[Task brief]
Using the listing below, please gather every line containing the word "this".
= = = = =
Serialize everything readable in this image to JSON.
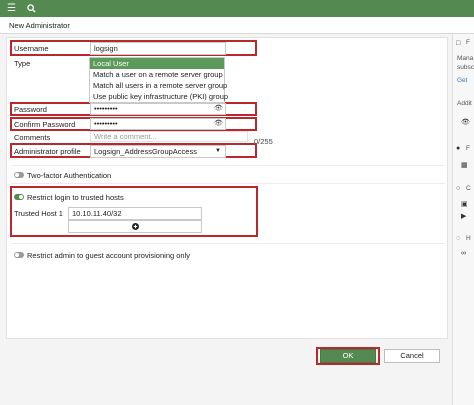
{
  "topbar": {
    "menu_icon": "hamburger-menu-icon",
    "search_icon": "search-icon"
  },
  "title": "New Administrator",
  "form": {
    "username_label": "Username",
    "username_value": "logsign",
    "type_label": "Type",
    "type_options": [
      "Local User",
      "Match a user on a remote server group",
      "Match all users in a remote server group",
      "Use public key infrastructure (PKI) group"
    ],
    "password_label": "Password",
    "password_value": "•••••••••",
    "confirm_label": "Confirm Password",
    "confirm_value": "•••••••••",
    "comments_label": "Comments",
    "comments_placeholder": "Write a comment...",
    "comments_count": "0/255",
    "profile_label": "Administrator profile",
    "profile_value": "Logsign_AddressGroupAccess",
    "twofactor_label": "Two-factor Authentication",
    "restrict_label": "Restrict login to trusted hosts",
    "trusted_host_label": "Trusted Host 1",
    "trusted_host_value": "10.10.11.40/32",
    "guest_label": "Restrict admin to guest account provisioning only"
  },
  "buttons": {
    "ok": "OK",
    "cancel": "Cancel"
  },
  "colors": {
    "accent": "#548a52",
    "highlight": "#b8282c"
  },
  "right_panel": {
    "t1": "F",
    "t2": "Mana",
    "t3": "subsc",
    "t4": "Get",
    "t5": "Addit",
    "t6": "F",
    "t7": "C",
    "t8": "H"
  }
}
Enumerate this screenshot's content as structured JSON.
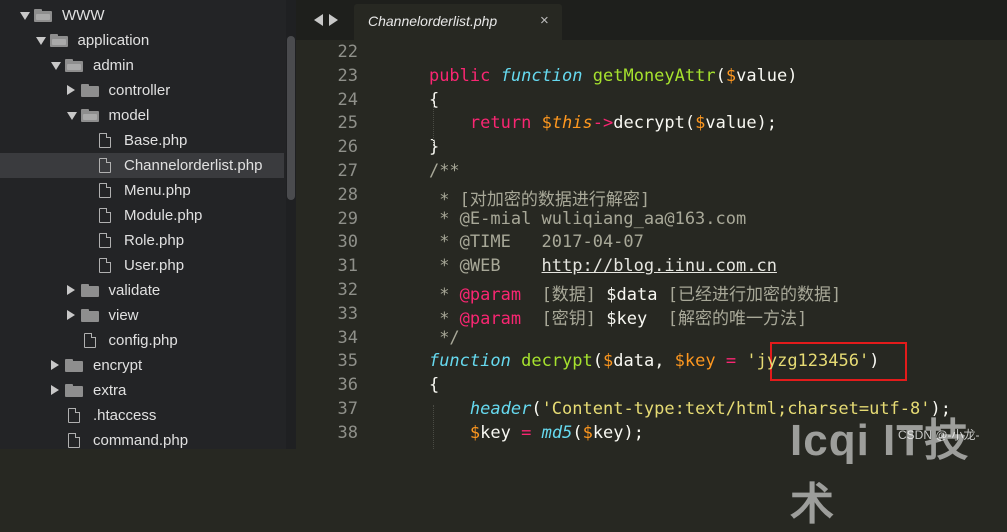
{
  "sidebar": {
    "items": [
      {
        "label": "WWW",
        "type": "folder",
        "open": true,
        "depth": 0,
        "arrow": "down"
      },
      {
        "label": "application",
        "type": "folder",
        "open": true,
        "depth": 1,
        "arrow": "down"
      },
      {
        "label": "admin",
        "type": "folder",
        "open": true,
        "depth": 2,
        "arrow": "down"
      },
      {
        "label": "controller",
        "type": "folder",
        "open": false,
        "depth": 3,
        "arrow": "right"
      },
      {
        "label": "model",
        "type": "folder",
        "open": true,
        "depth": 3,
        "arrow": "down"
      },
      {
        "label": "Base.php",
        "type": "file",
        "depth": 4
      },
      {
        "label": "Channelorderlist.php",
        "type": "file",
        "depth": 4,
        "selected": true
      },
      {
        "label": "Menu.php",
        "type": "file",
        "depth": 4
      },
      {
        "label": "Module.php",
        "type": "file",
        "depth": 4
      },
      {
        "label": "Role.php",
        "type": "file",
        "depth": 4
      },
      {
        "label": "User.php",
        "type": "file",
        "depth": 4
      },
      {
        "label": "validate",
        "type": "folder",
        "open": false,
        "depth": 3,
        "arrow": "right"
      },
      {
        "label": "view",
        "type": "folder",
        "open": false,
        "depth": 3,
        "arrow": "right"
      },
      {
        "label": "config.php",
        "type": "file",
        "depth": 3
      },
      {
        "label": "encrypt",
        "type": "folder",
        "open": false,
        "depth": 2,
        "arrow": "right"
      },
      {
        "label": "extra",
        "type": "folder",
        "open": false,
        "depth": 2,
        "arrow": "right"
      },
      {
        "label": ".htaccess",
        "type": "file",
        "depth": 2
      },
      {
        "label": "command.php",
        "type": "file",
        "depth": 2
      }
    ]
  },
  "tabs": [
    {
      "label": "Channelorderlist.php",
      "close": "×"
    }
  ],
  "editor": {
    "lines": [
      {
        "num": "22",
        "tokens": []
      },
      {
        "num": "23",
        "tokens": [
          [
            "sp",
            "    "
          ],
          [
            "kw",
            "public"
          ],
          [
            "sp",
            " "
          ],
          [
            "sf",
            "function"
          ],
          [
            "sp",
            " "
          ],
          [
            "fn",
            "getMoneyAttr"
          ],
          [
            "vtx",
            "("
          ],
          [
            "var",
            "$"
          ],
          [
            "vtx",
            "value)"
          ]
        ]
      },
      {
        "num": "24",
        "tokens": [
          [
            "sp",
            "    "
          ],
          [
            "vtx",
            "{"
          ]
        ]
      },
      {
        "num": "25",
        "tokens": [
          [
            "sp",
            "        "
          ],
          [
            "kw",
            "return"
          ],
          [
            "sp",
            " "
          ],
          [
            "var",
            "$"
          ],
          [
            "th",
            "this"
          ],
          [
            "op",
            "->"
          ],
          [
            "vtx",
            "decrypt("
          ],
          [
            "var",
            "$"
          ],
          [
            "vtx",
            "value);"
          ]
        ]
      },
      {
        "num": "26",
        "tokens": [
          [
            "sp",
            "    "
          ],
          [
            "vtx",
            "}"
          ]
        ]
      },
      {
        "num": "27",
        "tokens": [
          [
            "sp",
            "    "
          ],
          [
            "cm",
            "/**"
          ]
        ]
      },
      {
        "num": "28",
        "tokens": [
          [
            "sp",
            "     "
          ],
          [
            "cm",
            "* [对加密的数据进行解密]"
          ]
        ]
      },
      {
        "num": "29",
        "tokens": [
          [
            "sp",
            "     "
          ],
          [
            "cm",
            "* @E-mial wuliqiang_aa@163.com"
          ]
        ]
      },
      {
        "num": "30",
        "tokens": [
          [
            "sp",
            "     "
          ],
          [
            "cm",
            "* @TIME   2017-04-07"
          ]
        ]
      },
      {
        "num": "31",
        "tokens": [
          [
            "sp",
            "     "
          ],
          [
            "cm",
            "* @WEB    "
          ],
          [
            "link",
            "http://blog.iinu.com.cn"
          ]
        ]
      },
      {
        "num": "32",
        "tokens": [
          [
            "sp",
            "     "
          ],
          [
            "cm",
            "* "
          ],
          [
            "kw",
            "@param"
          ],
          [
            "cm",
            "  [数据] "
          ],
          [
            "vtx",
            "$data"
          ],
          [
            "cm",
            " [已经进行加密的数据]"
          ]
        ]
      },
      {
        "num": "33",
        "tokens": [
          [
            "sp",
            "     "
          ],
          [
            "cm",
            "* "
          ],
          [
            "kw",
            "@param"
          ],
          [
            "cm",
            "  [密钥] "
          ],
          [
            "vtx",
            "$key"
          ],
          [
            "cm",
            "  [解密的唯一方法]"
          ]
        ]
      },
      {
        "num": "34",
        "tokens": [
          [
            "sp",
            "     "
          ],
          [
            "cm",
            "*/"
          ]
        ]
      },
      {
        "num": "35",
        "tokens": [
          [
            "sp",
            "    "
          ],
          [
            "sf",
            "function"
          ],
          [
            "sp",
            " "
          ],
          [
            "fn",
            "decrypt"
          ],
          [
            "vtx",
            "("
          ],
          [
            "var",
            "$"
          ],
          [
            "vtx",
            "data, "
          ],
          [
            "var",
            "$"
          ],
          [
            "var",
            "key"
          ],
          [
            "sp",
            " "
          ],
          [
            "op",
            "="
          ],
          [
            "sp",
            " "
          ],
          [
            "str",
            "'jyzg123456'"
          ],
          [
            "vtx",
            ")"
          ]
        ]
      },
      {
        "num": "36",
        "tokens": [
          [
            "sp",
            "    "
          ],
          [
            "vtx",
            "{"
          ]
        ]
      },
      {
        "num": "37",
        "tokens": [
          [
            "sp",
            "        "
          ],
          [
            "sf",
            "header"
          ],
          [
            "vtx",
            "("
          ],
          [
            "str",
            "'Content-type:text/html;charset=utf-8'"
          ],
          [
            "vtx",
            ");"
          ]
        ]
      },
      {
        "num": "38",
        "tokens": [
          [
            "sp",
            "        "
          ],
          [
            "var",
            "$"
          ],
          [
            "vtx",
            "key "
          ],
          [
            "op",
            "="
          ],
          [
            "sp",
            " "
          ],
          [
            "sf",
            "md5"
          ],
          [
            "vtx",
            "("
          ],
          [
            "var",
            "$"
          ],
          [
            "vtx",
            "key);"
          ]
        ]
      }
    ]
  },
  "watermark": {
    "text": "Icqi IT技术",
    "credit": "CSDN @-小龙-"
  },
  "colors": {
    "highlight_box": "#e31b1b",
    "background": "#272822",
    "sidebar": "#232426"
  }
}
= = = = =
[In response]
Serialize everything readable in this image to JSON.
Enumerate this screenshot's content as structured JSON.
            "this"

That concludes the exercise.